Dataset entries:

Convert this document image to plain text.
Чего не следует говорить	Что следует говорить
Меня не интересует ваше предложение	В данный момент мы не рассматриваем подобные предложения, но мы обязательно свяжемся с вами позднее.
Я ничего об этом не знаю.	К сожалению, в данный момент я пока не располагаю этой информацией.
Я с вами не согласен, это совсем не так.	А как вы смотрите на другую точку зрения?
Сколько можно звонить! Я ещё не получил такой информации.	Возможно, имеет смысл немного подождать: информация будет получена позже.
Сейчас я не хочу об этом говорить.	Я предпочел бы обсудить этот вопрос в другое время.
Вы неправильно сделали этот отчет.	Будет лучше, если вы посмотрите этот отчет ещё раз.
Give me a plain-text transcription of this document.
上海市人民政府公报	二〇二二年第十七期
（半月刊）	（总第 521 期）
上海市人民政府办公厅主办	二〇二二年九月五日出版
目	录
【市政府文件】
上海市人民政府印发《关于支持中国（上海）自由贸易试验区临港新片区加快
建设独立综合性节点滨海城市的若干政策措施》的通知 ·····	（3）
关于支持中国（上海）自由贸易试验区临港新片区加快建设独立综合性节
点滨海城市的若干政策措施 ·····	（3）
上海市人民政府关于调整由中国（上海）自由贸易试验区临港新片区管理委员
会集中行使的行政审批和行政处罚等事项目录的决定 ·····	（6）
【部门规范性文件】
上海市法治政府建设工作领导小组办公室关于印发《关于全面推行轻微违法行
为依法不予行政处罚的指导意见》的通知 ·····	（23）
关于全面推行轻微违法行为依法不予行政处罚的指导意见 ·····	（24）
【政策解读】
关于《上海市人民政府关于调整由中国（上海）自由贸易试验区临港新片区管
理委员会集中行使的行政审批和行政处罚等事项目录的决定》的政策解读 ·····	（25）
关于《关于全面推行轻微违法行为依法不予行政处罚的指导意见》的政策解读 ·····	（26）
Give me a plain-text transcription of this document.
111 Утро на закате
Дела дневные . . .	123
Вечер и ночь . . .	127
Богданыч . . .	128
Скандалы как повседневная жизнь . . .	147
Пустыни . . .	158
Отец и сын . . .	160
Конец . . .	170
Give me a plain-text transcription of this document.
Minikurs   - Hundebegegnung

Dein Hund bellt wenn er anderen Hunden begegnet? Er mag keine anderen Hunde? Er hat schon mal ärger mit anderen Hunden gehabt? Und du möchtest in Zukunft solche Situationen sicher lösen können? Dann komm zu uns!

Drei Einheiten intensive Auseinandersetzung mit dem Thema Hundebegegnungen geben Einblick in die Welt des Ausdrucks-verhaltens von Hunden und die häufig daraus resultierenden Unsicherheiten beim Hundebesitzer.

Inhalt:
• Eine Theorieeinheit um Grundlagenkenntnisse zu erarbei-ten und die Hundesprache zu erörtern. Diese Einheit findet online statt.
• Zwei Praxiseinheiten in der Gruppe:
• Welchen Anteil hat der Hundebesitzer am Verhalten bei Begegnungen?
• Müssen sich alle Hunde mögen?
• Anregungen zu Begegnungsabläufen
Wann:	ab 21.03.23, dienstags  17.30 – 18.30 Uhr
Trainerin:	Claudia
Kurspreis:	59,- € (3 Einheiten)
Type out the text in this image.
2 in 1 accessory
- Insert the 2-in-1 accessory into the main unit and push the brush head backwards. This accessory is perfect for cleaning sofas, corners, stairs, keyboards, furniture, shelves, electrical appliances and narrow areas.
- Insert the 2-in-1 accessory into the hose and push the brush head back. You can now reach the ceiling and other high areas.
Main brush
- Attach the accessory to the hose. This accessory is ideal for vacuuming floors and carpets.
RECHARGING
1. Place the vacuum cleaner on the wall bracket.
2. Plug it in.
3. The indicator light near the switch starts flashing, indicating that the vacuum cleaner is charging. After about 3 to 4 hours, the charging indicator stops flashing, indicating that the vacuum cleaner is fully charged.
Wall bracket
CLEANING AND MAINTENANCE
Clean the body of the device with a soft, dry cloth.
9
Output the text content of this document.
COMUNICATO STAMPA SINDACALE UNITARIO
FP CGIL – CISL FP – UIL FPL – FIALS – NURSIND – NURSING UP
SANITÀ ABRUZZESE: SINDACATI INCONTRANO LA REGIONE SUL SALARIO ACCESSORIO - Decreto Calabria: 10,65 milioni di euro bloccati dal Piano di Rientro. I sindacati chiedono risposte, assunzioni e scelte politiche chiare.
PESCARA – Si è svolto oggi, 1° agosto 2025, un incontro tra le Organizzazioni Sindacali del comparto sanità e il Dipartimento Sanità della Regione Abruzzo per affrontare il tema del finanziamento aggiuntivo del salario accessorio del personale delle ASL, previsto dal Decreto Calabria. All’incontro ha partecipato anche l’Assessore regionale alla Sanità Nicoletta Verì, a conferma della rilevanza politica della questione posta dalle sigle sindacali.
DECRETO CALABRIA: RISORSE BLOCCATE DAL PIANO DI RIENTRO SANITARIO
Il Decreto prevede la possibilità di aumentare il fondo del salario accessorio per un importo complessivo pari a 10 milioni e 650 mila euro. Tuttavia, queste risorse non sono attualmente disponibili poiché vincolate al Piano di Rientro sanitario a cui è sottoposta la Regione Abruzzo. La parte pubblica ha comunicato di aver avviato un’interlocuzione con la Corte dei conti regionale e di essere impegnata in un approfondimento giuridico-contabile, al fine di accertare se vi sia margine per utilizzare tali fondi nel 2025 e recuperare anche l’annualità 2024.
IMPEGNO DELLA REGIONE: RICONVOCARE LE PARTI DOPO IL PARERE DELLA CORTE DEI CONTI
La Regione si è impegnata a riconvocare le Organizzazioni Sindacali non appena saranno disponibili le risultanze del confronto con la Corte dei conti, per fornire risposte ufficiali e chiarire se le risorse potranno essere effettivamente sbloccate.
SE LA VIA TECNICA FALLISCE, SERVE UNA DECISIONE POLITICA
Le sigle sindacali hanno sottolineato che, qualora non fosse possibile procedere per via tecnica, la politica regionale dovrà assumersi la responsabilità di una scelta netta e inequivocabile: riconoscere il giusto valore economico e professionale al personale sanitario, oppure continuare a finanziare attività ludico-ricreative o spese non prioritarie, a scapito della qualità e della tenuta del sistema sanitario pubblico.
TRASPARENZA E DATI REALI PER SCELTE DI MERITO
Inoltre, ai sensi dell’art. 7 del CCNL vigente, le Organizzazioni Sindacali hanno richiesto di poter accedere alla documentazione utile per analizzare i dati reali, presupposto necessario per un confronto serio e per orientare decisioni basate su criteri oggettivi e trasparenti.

▶ _WHAT IS BEING ASKED_:
Extract the complete data, matching each line exactly.

▶ _TASK SOLUTION_:
Convert this document image to plain text.
Чего не следует говорить	Что следует говорить
Меня не интересует ваше предложение	В данный момент мы не рассматриваем подобные предложения, но мы обязательно свяжемся с вами позднее.
Я ничего об этом не знаю.	К сожалению, в данный момент я пока не располагаю этой информацией.
Я с вами не согласен, это совсем не так.	А как вы смотрите на другую точку зрения?
Сколько можно звонить! Я ещё не получил такой информации.	Возможно, имеет смысл немного подождать: информация будет получена позже.
Сейчас я не хочу об этом говорить.	Я предпочел бы обсудить этот вопрос в другое время.
Вы неправильно сделали этот отчет.	Будет лучше, если вы посмотрите этот отчет ещё раз.
Give me a plain-text transcription of this document.
上海市人民政府公报	二〇二二年第十七期
（半月刊）	（总第 521 期）
上海市人民政府办公厅主办	二〇二二年九月五日出版
目	录
【市政府文件】
上海市人民政府印发《关于支持中国（上海）自由贸易试验区临港新片区加快
建设独立综合性节点滨海城市的若干政策措施》的通知 ·····	（3）
关于支持中国（上海）自由贸易试验区临港新片区加快建设独立综合性节
点滨海城市的若干政策措施 ·····	（3）
上海市人民政府关于调整由中国（上海）自由贸易试验区临港新片区管理委员
会集中行使的行政审批和行政处罚等事项目录的决定 ·····	（6）
【部门规范性文件】
上海市法治政府建设工作领导小组办公室关于印发《关于全面推行轻微违法行
为依法不予行政处罚的指导意见》的通知 ·····	（23）
关于全面推行轻微违法行为依法不予行政处罚的指导意见 ·····	（24）
【政策解读】
关于《上海市人民政府关于调整由中国（上海）自由贸易试验区临港新片区管
理委员会集中行使的行政审批和行政处罚等事项目录的决定》的政策解读 ·····	（25）
关于《关于全面推行轻微违法行为依法不予行政处罚的指导意见》的政策解读 ·····	（26）
Give me a plain-text transcription of this document.
111 Утро на закате
Дела дневные . . .	123
Вечер и ночь . . .	127
Богданыч . . .	128
Скандалы как повседневная жизнь . . .	147
Пустыни . . .	158
Отец и сын . . .	160
Конец . . .	170
Give me a plain-text transcription of this document.
Minikurs   - Hundebegegnung

Dein Hund bellt wenn er anderen Hunden begegnet? Er mag keine anderen Hunde? Er hat schon mal ärger mit anderen Hunden gehabt? Und du möchtest in Zukunft solche Situationen sicher lösen können? Dann komm zu uns!

Drei Einheiten intensive Auseinandersetzung mit dem Thema Hundebegegnungen geben Einblick in die Welt des Ausdrucks-verhaltens von Hunden und die häufig daraus resultierenden Unsicherheiten beim Hundebesitzer.

Inhalt:
• Eine Theorieeinheit um Grundlagenkenntnisse zu erarbei-ten und die Hundesprache zu erörtern. Diese Einheit findet online statt.
• Zwei Praxiseinheiten in der Gruppe:
• Welchen Anteil hat der Hundebesitzer am Verhalten bei Begegnungen?
• Müssen sich alle Hunde mögen?
• Anregungen zu Begegnungsabläufen
Wann:	ab 21.03.23, dienstags  17.30 – 18.30 Uhr
Trainerin:	Claudia
Kurspreis:	59,- € (3 Einheiten)
Type out the text in this image.
2 in 1 accessory
- Insert the 2-in-1 accessory into the main unit and push the brush head backwards. This accessory is perfect for cleaning sofas, corners, stairs, keyboards, furniture, shelves, electrical appliances and narrow areas.
- Insert the 2-in-1 accessory into the hose and push the brush head back. You can now reach the ceiling and other high areas.
Main brush
- Attach the accessory to the hose. This accessory is ideal for vacuuming floors and carpets.
RECHARGING
1. Place the vacuum cleaner on the wall bracket.
2. Plug it in.
3. The indicator light near the switch starts flashing, indicating that the vacuum cleaner is charging. After about 3 to 4 hours, the charging indicator stops flashing, indicating that the vacuum cleaner is fully charged.
Wall bracket
CLEANING AND MAINTENANCE
Clean the body of the device with a soft, dry cloth.
9
Output the text content of this document.
COMUNICATO STAMPA SINDACALE UNITARIO
FP CGIL – CISL FP – UIL FPL – FIALS – NURSIND – NURSING UP
SANITÀ ABRUZZESE: SINDACATI INCONTRANO LA REGIONE SUL SALARIO ACCESSORIO - Decreto Calabria: 10,65 milioni di euro bloccati dal Piano di Rientro. I sindacati chiedono risposte, assunzioni e scelte politiche chiare.
PESCARA – Si è svolto oggi, 1° agosto 2025, un incontro tra le Organizzazioni Sindacali del comparto sanità e il Dipartimento Sanità della Regione Abruzzo per affrontare il tema del finanziamento aggiuntivo del salario accessorio del personale delle ASL, previsto dal Decreto Calabria. All’incontro ha partecipato anche l’Assessore regionale alla Sanità Nicoletta Verì, a conferma della rilevanza politica della questione posta dalle sigle sindacali.
DECRETO CALABRIA: RISORSE BLOCCATE DAL PIANO DI RIENTRO SANITARIO
Il Decreto prevede la possibilità di aumentare il fondo del salario accessorio per un importo complessivo pari a 10 milioni e 650 mila euro. Tuttavia, queste risorse non sono attualmente disponibili poiché vincolate al Piano di Rientro sanitario a cui è sottoposta la Regione Abruzzo. La parte pubblica ha comunicato di aver avviato un’interlocuzione con la Corte dei conti regionale e di essere impegnata in un approfondimento giuridico-contabile, al fine di accertare se vi sia margine per utilizzare tali fondi nel 2025 e recuperare anche l’annualità 2024.
IMPEGNO DELLA REGIONE: RICONVOCARE LE PARTI DOPO IL PARERE DELLA CORTE DEI CONTI
La Regione si è impegnata a riconvocare le Organizzazioni Sindacali non appena saranno disponibili le risultanze del confronto con la Corte dei conti, per fornire risposte ufficiali e chiarire se le risorse potranno essere effettivamente sbloccate.
SE LA VIA TECNICA FALLISCE, SERVE UNA DECISIONE POLITICA
Le sigle sindacali hanno sottolineato che, qualora non fosse possibile procedere per via tecnica, la politica regionale dovrà assumersi la responsabilità di una scelta netta e inequivocabile: riconoscere il giusto valore economico e professionale al personale sanitario, oppure continuare a finanziare attività ludico-ricreative o spese non prioritarie, a scapito della qualità e della tenuta del sistema sanitario pubblico.
TRASPARENZA E DATI REALI PER SCELTE DI MERITO
Inoltre, ai sensi dell’art. 7 del CCNL vigente, le Organizzazioni Sindacali hanno richiesto di poter accedere alla documentazione utile per analizzare i dati reali, presupposto necessario per un confronto serio e per orientare decisioni basate su criteri oggettivi e trasparenti.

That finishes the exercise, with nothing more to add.